DIRECTIVE: Reproduce each line exactly. Skip none.

DATA SECTION:
········

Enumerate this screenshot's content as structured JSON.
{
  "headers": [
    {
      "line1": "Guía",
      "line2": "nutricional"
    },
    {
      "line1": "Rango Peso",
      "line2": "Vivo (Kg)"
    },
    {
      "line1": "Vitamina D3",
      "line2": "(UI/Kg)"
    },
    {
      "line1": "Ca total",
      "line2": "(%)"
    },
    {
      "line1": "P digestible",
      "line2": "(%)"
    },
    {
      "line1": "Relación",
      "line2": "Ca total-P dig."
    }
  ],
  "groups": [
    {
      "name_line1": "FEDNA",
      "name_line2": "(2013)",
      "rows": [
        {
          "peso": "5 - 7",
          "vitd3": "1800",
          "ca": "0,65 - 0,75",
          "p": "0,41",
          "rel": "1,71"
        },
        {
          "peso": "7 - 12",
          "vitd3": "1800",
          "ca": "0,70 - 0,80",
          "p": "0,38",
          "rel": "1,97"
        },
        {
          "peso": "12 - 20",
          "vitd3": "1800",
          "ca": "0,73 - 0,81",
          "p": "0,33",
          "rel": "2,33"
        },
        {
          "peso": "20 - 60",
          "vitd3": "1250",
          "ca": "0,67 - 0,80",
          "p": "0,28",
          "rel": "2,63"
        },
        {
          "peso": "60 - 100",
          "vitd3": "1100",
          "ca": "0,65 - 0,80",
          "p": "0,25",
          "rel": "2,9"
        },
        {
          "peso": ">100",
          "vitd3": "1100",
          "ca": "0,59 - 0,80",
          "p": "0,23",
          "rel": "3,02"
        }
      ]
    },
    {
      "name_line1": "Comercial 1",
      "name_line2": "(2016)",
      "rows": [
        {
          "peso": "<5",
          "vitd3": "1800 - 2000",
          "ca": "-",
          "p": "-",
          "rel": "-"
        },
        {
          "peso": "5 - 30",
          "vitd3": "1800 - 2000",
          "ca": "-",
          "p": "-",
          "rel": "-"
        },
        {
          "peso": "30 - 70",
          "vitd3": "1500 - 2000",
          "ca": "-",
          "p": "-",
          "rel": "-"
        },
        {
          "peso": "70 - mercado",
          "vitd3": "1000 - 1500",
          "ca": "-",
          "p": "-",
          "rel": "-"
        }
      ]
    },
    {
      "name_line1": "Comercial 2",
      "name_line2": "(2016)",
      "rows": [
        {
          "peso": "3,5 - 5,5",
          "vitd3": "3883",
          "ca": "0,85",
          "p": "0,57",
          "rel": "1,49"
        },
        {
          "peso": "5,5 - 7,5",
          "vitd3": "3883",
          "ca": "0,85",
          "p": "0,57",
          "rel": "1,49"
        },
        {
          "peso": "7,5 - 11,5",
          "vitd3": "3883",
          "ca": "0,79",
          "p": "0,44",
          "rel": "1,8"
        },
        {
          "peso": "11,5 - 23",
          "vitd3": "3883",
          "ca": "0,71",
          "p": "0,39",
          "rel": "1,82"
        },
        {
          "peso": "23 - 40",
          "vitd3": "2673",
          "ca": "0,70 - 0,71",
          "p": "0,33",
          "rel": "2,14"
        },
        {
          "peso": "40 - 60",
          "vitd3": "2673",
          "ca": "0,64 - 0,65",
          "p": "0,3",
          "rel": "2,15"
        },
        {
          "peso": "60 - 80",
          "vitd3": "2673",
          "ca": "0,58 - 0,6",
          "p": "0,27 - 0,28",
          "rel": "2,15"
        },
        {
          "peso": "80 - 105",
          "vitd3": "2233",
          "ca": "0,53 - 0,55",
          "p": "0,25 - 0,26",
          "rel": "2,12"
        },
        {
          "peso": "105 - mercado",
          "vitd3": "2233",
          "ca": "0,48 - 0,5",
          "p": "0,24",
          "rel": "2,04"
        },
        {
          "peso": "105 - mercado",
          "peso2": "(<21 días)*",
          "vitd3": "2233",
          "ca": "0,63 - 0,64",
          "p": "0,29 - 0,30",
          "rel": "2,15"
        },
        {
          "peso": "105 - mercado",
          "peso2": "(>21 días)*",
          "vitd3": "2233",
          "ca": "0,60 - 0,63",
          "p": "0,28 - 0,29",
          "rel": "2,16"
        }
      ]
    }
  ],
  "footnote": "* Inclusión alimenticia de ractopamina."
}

········

CORRECT RESPONSE:
Enumerate this screenshot's content as structured JSON.
{
  "headers": [
    {
      "line1": "Guía",
      "line2": "nutricional"
    },
    {
      "line1": "Rango Peso",
      "line2": "Vivo (Kg)"
    },
    {
      "line1": "Vitamina D3",
      "line2": "(UI/Kg)"
    },
    {
      "line1": "Ca total",
      "line2": "(%)"
    },
    {
      "line1": "P digestible",
      "line2": "(%)"
    },
    {
      "line1": "Relación",
      "line2": "Ca total-P dig."
    }
  ],
  "groups": [
    {
      "name_line1": "FEDNA",
      "name_line2": "(2013)",
      "rows": [
        {
          "peso": "5 - 7",
          "vitd3": "1800",
          "ca": "0,65 - 0,75",
          "p": "0,41",
          "rel": "1,71"
        },
        {
          "peso": "7 - 12",
          "vitd3": "1800",
          "ca": "0,70 - 0,80",
          "p": "0,38",
          "rel": "1,97"
        },
        {
          "peso": "12 - 20",
          "vitd3": "1800",
          "ca": "0,73 - 0,81",
          "p": "0,33",
          "rel": "2,33"
        },
        {
          "peso": "20 - 60",
          "vitd3": "1250",
          "ca": "0,67 - 0,80",
          "p": "0,28",
          "rel": "2,63"
        },
        {
          "peso": "60 - 100",
          "vitd3": "1100",
          "ca": "0,65 - 0,80",
          "p": "0,25",
          "rel": "2,9"
        },
        {
          "peso": ">100",
          "vitd3": "1100",
          "ca": "0,59 - 0,80",
          "p": "0,23",
          "rel": "3,02"
        }
      ]
    },
    {
      "name_line1": "Comercial 1",
      "name_line2": "(2016)",
      "rows": [
        {
          "peso": "<5",
          "vitd3": "1800 - 2000",
          "ca": "-",
          "p": "-",
          "rel": "-"
        },
        {
          "peso": "5 - 30",
          "vitd3": "1800 - 2000",
          "ca": "-",
          "p": "-",
          "rel": "-"
        },
        {
          "peso": "30 - 70",
          "vitd3": "1500 - 2000",
          "ca": "-",
          "p": "-",
          "rel": "-"
        },
        {
          "peso": "70 - mercado",
          "vitd3": "1000 - 1500",
          "ca": "-",
          "p": "-",
          "rel": "-"
        }
      ]
    },
    {
      "name_line1": "Comercial 2",
      "name_line2": "(2016)",
      "rows": [
        {
          "peso": "3,5 - 5,5",
          "vitd3": "3883",
          "ca": "0,85",
          "p": "0,57",
          "rel": "1,49"
        },
        {
          "peso": "5,5 - 7,5",
          "vitd3": "3883",
          "ca": "0,85",
          "p": "0,57",
          "rel": "1,49"
        },
        {
          "peso": "7,5 - 11,5",
          "vitd3": "3883",
          "ca": "0,79",
          "p": "0,44",
          "rel": "1,8"
        },
        {
          "peso": "11,5 - 23",
          "vitd3": "3883",
          "ca": "0,71",
          "p": "0,39",
          "rel": "1,82"
        },
        {
          "peso": "23 - 40",
          "vitd3": "2673",
          "ca": "0,70 - 0,71",
          "p": "0,33",
          "rel": "2,14"
        },
        {
          "peso": "40 - 60",
          "vitd3": "2673",
          "ca": "0,64 - 0,65",
          "p": "0,3",
          "rel": "2,15"
        },
        {
          "peso": "60 - 80",
          "vitd3": "2673",
          "ca": "0,58 - 0,6",
          "p": "0,27 - 0,28",
          "rel": "2,15"
        },
        {
          "peso": "80 - 105",
          "vitd3": "2233",
          "ca": "0,53 - 0,55",
          "p": "0,25 - 0,26",
          "rel": "2,12"
        },
        {
          "peso": "105 - mercado",
          "vitd3": "2233",
          "ca": "0,48 - 0,5",
          "p": "0,24",
          "rel": "2,04"
        },
        {
          "peso": "105 - mercado",
          "peso2": "(<21 días)*",
          "vitd3": "2233",
          "ca": "0,63 - 0,64",
          "p": "0,29 - 0,30",
          "rel": "2,15"
        },
        {
          "peso": "105 - mercado",
          "peso2": "(>21 días)*",
          "vitd3": "2233",
          "ca": "0,60 - 0,63",
          "p": "0,28 - 0,29",
          "rel": "2,16"
        }
      ]
    }
  ],
  "footnote": "* Inclusión alimenticia de ractopamina."
}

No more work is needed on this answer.